[Task instructions] Find the lines of the material below that include the string "Psychrobacter", then copy each one.
(Records shown)
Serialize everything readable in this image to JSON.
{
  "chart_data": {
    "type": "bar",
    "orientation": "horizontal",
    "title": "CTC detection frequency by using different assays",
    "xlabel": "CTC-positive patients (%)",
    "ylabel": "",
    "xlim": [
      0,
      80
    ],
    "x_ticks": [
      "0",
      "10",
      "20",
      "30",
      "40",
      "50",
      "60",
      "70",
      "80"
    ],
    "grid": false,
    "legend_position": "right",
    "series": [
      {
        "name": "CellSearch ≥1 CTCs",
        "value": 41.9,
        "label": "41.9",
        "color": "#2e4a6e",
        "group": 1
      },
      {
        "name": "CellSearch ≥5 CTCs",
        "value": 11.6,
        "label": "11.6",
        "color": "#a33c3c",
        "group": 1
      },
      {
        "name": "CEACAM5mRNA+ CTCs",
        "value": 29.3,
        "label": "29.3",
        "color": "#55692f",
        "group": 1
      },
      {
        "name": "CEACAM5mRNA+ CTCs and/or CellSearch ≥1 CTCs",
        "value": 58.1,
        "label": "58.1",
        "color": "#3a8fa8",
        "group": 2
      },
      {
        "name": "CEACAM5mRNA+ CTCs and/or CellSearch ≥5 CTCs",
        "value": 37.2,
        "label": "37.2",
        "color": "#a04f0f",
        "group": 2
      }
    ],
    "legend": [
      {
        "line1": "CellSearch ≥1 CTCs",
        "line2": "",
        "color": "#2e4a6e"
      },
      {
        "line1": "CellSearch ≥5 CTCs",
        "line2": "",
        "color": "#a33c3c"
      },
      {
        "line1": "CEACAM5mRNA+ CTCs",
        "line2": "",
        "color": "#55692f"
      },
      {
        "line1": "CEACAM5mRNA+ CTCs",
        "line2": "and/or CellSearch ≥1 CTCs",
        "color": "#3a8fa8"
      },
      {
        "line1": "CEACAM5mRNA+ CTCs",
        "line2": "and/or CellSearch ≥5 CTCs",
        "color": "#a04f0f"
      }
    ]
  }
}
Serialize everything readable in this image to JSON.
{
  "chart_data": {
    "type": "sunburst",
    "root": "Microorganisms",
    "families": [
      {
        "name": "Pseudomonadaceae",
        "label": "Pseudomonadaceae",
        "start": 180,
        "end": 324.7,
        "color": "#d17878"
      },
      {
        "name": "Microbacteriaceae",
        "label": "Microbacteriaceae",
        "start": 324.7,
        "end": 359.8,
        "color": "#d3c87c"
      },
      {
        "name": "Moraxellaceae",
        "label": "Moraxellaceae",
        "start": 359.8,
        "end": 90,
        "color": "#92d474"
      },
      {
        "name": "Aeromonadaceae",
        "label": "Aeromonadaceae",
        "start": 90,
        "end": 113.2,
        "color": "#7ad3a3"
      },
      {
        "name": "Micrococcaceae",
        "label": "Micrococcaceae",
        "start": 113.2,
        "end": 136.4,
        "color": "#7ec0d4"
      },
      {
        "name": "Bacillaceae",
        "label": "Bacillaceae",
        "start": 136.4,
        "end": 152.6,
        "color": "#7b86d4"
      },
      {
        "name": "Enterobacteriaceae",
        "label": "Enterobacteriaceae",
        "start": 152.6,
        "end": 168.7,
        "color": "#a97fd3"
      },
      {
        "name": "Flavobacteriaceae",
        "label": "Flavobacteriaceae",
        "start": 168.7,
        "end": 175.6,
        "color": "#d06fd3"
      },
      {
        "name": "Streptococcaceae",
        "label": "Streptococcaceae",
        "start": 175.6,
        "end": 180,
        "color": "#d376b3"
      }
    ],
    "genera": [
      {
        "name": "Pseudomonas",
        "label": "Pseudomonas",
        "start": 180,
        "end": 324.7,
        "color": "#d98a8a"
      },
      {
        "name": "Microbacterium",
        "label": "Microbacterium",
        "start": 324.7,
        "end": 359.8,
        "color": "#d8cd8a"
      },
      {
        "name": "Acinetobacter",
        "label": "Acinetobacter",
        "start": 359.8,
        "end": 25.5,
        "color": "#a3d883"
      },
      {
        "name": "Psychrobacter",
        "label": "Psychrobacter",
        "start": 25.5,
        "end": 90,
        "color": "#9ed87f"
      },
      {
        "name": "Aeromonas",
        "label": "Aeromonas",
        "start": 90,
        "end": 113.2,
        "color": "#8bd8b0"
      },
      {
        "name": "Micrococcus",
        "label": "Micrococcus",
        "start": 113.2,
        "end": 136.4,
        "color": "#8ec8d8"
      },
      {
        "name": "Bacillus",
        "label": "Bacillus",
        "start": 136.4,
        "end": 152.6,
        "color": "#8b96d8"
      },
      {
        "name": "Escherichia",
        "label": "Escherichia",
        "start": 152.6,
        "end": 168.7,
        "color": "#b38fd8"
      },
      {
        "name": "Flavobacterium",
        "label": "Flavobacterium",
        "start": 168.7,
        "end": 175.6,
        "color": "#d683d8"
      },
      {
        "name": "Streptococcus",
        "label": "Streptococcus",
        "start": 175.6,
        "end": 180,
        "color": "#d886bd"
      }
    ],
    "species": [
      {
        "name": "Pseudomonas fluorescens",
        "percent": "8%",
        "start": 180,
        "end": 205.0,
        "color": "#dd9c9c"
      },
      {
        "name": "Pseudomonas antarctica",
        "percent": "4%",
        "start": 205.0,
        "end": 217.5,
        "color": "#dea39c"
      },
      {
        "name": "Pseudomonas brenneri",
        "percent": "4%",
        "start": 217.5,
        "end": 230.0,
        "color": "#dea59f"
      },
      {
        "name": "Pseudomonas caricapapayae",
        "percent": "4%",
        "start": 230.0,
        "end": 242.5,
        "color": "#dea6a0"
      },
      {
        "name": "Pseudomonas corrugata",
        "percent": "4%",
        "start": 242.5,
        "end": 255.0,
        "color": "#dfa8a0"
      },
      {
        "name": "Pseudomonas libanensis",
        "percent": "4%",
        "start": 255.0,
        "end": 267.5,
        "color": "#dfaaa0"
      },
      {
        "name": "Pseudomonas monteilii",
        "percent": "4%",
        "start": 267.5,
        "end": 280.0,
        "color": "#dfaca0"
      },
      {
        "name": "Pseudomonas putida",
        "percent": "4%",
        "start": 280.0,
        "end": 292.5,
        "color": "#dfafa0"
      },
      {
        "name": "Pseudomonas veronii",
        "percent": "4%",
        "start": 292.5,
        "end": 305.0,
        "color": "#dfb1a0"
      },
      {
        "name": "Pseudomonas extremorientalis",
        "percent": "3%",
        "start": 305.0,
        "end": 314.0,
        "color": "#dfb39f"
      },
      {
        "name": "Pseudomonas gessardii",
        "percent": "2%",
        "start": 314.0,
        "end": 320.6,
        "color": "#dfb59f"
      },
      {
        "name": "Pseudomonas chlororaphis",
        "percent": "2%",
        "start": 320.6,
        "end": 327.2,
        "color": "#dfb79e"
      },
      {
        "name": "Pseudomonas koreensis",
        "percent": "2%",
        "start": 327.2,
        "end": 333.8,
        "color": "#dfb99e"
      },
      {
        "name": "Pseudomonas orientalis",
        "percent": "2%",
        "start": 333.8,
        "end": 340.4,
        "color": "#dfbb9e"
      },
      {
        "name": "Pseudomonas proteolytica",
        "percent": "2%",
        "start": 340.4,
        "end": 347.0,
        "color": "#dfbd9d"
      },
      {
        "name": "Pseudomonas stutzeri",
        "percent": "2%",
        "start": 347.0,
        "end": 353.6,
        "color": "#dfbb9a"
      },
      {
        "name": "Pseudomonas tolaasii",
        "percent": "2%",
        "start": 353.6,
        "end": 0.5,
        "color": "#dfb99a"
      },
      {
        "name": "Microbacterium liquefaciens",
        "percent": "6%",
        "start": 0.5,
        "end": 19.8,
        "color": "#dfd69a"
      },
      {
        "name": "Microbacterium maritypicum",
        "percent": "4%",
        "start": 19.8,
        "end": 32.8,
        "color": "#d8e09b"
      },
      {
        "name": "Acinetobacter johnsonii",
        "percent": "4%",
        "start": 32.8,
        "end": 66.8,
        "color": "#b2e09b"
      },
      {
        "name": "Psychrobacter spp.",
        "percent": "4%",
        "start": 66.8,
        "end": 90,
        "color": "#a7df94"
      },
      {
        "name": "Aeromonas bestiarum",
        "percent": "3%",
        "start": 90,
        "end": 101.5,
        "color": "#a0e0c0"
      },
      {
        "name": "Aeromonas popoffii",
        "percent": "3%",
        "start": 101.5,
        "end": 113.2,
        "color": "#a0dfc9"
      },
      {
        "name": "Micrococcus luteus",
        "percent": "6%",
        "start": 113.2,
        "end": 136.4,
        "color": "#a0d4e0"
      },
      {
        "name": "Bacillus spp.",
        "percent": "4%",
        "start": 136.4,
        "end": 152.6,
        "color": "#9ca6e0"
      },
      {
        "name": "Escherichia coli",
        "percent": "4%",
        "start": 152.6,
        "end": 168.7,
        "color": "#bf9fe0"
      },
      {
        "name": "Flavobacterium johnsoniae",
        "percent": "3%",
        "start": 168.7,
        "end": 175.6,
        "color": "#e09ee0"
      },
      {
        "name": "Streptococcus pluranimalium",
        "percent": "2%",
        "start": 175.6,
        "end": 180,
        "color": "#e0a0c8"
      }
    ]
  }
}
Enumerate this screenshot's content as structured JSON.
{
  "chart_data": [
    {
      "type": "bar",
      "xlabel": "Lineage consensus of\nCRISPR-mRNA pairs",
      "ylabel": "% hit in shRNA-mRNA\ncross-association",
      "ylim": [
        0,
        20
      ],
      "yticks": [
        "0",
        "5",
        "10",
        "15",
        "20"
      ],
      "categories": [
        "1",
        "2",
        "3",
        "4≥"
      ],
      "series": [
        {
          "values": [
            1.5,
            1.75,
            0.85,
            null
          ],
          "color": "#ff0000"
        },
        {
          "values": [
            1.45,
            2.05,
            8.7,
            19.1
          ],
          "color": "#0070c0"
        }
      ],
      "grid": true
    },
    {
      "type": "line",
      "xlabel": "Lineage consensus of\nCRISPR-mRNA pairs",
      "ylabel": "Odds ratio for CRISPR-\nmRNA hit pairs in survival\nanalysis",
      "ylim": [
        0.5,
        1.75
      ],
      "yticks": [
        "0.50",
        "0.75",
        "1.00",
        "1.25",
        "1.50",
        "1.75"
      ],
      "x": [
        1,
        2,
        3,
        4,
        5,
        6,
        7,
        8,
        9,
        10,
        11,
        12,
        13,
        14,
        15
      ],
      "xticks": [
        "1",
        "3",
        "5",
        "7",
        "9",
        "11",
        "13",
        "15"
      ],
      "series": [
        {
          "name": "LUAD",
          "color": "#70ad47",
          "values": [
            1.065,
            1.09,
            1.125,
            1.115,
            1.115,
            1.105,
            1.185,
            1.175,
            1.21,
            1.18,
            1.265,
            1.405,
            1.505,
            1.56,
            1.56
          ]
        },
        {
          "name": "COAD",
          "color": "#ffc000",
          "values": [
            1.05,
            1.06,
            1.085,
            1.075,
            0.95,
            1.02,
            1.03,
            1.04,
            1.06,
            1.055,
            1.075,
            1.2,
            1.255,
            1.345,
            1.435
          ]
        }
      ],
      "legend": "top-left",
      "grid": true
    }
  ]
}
(End Records shown)
[Response below]
        "name": "Psychrobacter",
        "label": "Psychrobacter",
        "name": "Psychrobacter spp.",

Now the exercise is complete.